What is required ::
Copy each line of the entries beneath that contains the word "page".

Dataset records ::
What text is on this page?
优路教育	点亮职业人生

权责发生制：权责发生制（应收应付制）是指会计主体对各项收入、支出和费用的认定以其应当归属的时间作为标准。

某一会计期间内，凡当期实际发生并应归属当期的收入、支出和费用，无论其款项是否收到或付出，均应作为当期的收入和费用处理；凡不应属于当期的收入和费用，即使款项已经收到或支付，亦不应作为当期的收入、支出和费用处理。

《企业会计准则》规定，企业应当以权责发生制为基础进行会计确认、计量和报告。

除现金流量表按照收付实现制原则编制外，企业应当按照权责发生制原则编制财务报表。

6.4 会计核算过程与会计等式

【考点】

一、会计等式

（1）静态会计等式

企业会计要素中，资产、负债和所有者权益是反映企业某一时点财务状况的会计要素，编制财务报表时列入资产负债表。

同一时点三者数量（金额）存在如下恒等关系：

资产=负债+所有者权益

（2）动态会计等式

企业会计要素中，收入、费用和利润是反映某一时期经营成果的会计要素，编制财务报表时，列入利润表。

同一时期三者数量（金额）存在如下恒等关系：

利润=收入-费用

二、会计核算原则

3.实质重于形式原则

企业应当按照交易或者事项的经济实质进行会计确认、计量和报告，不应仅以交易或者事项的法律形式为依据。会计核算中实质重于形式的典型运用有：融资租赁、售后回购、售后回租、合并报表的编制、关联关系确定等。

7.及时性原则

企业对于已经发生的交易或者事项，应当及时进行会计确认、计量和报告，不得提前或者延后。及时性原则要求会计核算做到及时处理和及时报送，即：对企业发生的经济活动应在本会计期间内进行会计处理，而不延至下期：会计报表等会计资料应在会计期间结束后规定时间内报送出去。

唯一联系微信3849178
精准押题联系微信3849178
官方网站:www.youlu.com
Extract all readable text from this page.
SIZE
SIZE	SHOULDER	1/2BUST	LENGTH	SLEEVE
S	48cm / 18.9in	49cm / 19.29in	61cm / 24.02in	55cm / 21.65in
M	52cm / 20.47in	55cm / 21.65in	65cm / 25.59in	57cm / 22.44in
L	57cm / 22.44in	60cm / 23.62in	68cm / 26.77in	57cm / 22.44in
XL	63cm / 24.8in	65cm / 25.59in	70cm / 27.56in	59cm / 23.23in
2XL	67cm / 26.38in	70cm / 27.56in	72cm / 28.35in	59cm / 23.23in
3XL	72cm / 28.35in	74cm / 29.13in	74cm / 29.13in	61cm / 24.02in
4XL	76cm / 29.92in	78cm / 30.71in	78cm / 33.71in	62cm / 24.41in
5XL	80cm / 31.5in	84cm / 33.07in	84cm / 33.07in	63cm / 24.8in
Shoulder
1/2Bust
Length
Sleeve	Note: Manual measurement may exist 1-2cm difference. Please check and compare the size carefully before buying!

Solved problem ::
What text is on this page?
Extract all readable text from this page.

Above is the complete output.